Dataset items:
— Start —
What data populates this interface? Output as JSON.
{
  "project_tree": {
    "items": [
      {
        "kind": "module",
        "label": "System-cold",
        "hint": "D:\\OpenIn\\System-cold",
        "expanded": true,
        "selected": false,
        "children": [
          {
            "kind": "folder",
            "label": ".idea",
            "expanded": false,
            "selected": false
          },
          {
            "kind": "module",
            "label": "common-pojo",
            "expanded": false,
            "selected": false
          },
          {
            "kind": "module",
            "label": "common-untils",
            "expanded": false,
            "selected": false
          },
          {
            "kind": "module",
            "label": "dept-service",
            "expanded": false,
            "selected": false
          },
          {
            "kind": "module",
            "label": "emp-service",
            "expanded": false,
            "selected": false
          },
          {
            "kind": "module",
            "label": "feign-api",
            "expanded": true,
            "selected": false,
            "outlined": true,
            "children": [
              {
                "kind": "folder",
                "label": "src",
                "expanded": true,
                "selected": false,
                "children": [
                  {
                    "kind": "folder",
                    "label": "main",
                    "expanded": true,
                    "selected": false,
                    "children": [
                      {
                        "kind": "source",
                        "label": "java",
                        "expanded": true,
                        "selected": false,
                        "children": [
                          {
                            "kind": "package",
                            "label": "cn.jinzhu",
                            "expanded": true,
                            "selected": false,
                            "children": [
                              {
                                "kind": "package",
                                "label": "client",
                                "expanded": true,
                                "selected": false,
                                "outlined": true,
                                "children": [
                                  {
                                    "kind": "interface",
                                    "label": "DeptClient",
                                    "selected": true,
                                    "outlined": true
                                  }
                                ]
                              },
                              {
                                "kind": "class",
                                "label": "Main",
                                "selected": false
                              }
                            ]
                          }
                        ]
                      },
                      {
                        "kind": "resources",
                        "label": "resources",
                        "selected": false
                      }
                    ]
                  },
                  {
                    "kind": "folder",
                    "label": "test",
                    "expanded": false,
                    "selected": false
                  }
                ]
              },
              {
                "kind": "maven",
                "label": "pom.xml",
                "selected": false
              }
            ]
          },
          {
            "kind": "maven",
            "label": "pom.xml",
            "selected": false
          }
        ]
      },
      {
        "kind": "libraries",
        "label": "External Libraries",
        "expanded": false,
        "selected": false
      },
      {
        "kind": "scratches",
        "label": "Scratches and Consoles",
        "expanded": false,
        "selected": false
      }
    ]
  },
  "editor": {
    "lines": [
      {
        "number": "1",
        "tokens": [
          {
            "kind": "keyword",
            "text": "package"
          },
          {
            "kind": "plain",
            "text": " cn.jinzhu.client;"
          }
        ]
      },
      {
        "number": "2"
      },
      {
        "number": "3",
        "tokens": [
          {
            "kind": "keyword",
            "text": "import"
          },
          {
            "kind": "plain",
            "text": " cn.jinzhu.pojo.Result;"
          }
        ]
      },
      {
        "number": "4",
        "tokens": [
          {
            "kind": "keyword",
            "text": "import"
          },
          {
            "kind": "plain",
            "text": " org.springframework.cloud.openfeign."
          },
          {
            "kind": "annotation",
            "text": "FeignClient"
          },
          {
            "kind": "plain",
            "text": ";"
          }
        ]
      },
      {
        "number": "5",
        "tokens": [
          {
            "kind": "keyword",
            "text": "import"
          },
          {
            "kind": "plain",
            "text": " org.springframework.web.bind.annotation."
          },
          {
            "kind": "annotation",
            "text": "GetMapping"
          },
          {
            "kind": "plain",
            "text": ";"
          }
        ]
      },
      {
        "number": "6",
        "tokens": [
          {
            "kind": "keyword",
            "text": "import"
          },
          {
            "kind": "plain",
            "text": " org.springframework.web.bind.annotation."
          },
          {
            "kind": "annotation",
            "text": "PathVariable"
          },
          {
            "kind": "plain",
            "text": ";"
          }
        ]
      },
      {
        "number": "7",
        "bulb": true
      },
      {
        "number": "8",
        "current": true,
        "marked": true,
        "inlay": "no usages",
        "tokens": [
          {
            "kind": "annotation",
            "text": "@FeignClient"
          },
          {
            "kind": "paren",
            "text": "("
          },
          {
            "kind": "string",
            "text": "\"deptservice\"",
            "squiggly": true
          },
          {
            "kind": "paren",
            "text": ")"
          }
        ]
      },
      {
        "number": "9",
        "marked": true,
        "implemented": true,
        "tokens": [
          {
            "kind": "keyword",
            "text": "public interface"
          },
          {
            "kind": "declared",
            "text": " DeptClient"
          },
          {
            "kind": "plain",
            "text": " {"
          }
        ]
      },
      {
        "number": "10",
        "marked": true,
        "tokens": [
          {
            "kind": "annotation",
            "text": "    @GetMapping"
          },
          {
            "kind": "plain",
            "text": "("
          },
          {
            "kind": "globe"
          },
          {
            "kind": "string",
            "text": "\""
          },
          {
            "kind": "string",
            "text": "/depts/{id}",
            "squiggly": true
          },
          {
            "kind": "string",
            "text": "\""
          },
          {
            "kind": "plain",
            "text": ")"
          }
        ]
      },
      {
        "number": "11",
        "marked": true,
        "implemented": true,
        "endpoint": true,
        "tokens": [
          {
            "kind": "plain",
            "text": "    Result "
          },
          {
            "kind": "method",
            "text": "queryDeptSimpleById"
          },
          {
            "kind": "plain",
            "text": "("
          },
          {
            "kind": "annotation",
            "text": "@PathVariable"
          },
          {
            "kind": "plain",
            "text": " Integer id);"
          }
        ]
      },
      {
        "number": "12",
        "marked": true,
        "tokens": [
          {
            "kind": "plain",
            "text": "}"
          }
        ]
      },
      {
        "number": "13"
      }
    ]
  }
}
— End —
TASK STATEMENT: Return from the data every line that holds "outlined".

PROBLEM SOLUTION:
            "outlined": true,
                                "outlined": true,
                                    "outlined": true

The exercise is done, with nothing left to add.